• **PROBLEM REQUIREMENTS**
State only how many lines below include the string "restorations".
########################################
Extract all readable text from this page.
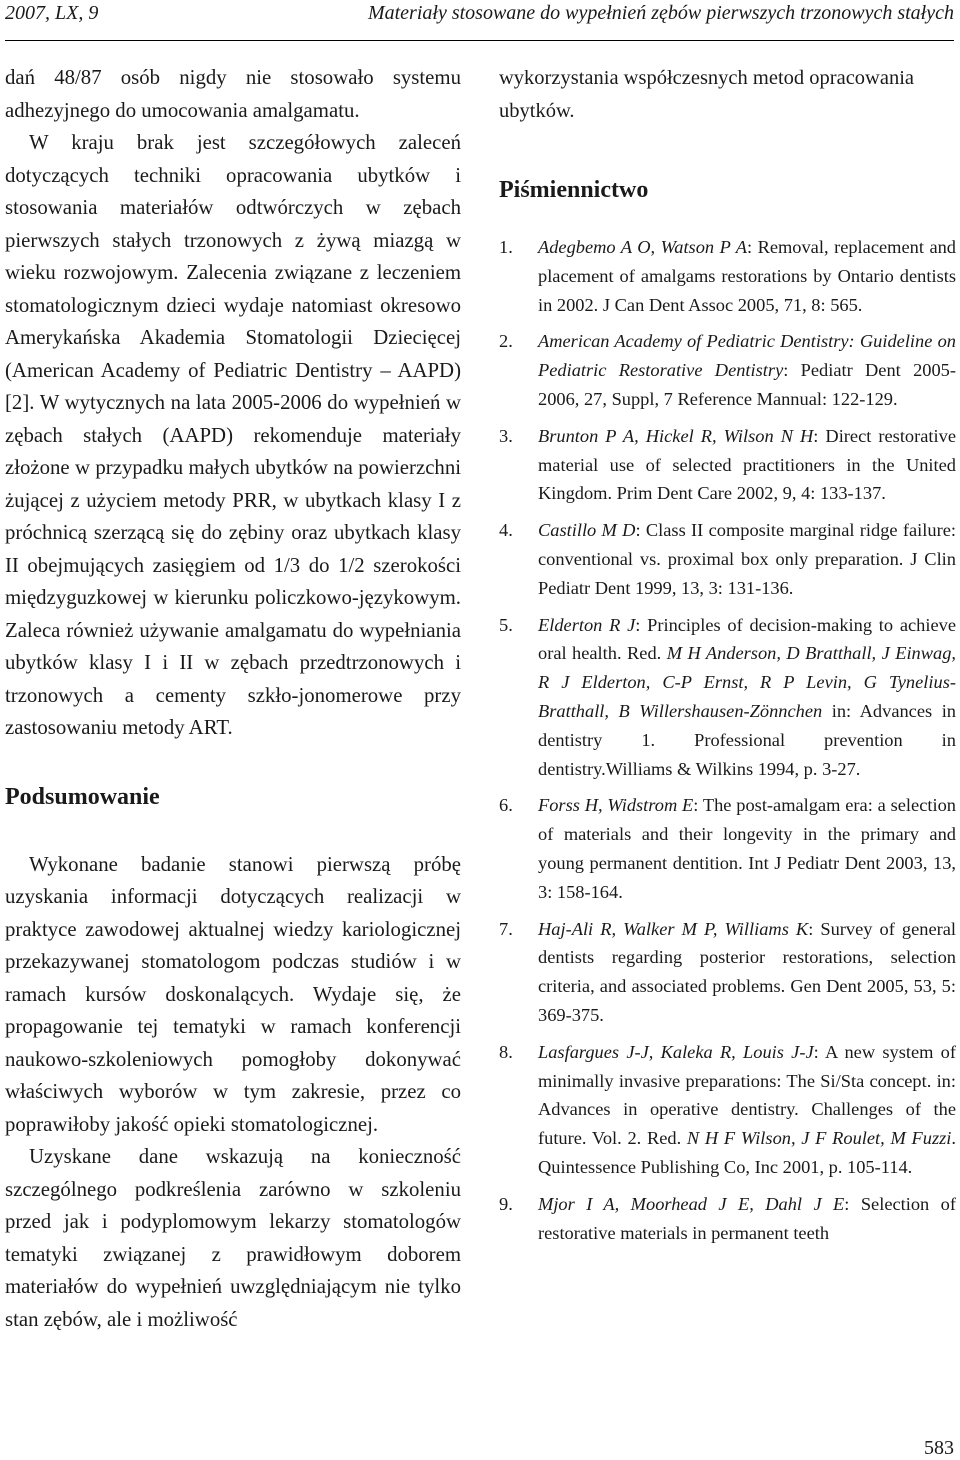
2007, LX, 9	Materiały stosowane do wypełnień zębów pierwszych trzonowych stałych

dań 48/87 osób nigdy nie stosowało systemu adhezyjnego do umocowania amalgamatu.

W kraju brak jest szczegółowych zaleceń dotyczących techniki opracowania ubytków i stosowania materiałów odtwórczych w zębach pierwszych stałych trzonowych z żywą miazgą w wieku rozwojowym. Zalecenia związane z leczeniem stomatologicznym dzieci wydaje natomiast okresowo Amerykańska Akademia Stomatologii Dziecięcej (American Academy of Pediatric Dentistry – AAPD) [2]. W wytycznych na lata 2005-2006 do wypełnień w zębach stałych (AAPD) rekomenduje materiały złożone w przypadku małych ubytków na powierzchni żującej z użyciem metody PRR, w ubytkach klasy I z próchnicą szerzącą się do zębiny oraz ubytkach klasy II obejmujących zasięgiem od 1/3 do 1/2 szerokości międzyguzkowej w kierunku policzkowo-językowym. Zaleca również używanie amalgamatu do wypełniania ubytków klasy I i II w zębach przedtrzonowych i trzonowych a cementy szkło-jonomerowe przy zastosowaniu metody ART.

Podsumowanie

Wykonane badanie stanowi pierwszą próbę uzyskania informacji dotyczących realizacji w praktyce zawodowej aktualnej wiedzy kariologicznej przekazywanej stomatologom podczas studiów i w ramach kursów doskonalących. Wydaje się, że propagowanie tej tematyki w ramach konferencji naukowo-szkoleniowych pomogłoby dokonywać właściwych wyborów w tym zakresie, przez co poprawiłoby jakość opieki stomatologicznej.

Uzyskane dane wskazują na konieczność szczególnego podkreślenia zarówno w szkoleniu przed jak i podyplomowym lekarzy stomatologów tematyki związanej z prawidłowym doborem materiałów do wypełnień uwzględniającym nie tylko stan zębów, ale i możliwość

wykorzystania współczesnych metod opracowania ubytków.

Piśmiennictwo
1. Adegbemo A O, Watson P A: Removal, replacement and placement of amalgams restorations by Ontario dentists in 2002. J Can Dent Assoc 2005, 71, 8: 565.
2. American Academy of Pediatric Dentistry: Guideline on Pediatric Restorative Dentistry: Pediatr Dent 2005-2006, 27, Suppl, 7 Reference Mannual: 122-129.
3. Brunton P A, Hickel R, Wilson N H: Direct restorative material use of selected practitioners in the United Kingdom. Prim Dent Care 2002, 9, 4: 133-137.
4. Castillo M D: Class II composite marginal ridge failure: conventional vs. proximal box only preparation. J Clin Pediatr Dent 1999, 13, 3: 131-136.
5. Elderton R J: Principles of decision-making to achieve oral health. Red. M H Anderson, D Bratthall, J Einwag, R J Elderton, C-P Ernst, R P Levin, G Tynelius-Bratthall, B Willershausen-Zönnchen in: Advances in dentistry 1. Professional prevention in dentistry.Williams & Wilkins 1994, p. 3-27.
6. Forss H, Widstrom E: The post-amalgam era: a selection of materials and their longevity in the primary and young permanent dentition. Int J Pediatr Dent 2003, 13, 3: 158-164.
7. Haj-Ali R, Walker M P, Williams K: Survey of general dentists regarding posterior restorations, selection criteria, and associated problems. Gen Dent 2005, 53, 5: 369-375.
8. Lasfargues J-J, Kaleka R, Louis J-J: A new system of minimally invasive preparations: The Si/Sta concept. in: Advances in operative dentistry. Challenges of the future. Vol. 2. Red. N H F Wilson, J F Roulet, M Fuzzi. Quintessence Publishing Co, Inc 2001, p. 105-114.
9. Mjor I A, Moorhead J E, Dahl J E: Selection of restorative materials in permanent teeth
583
########################################
• **FINISHED ANSWER**
2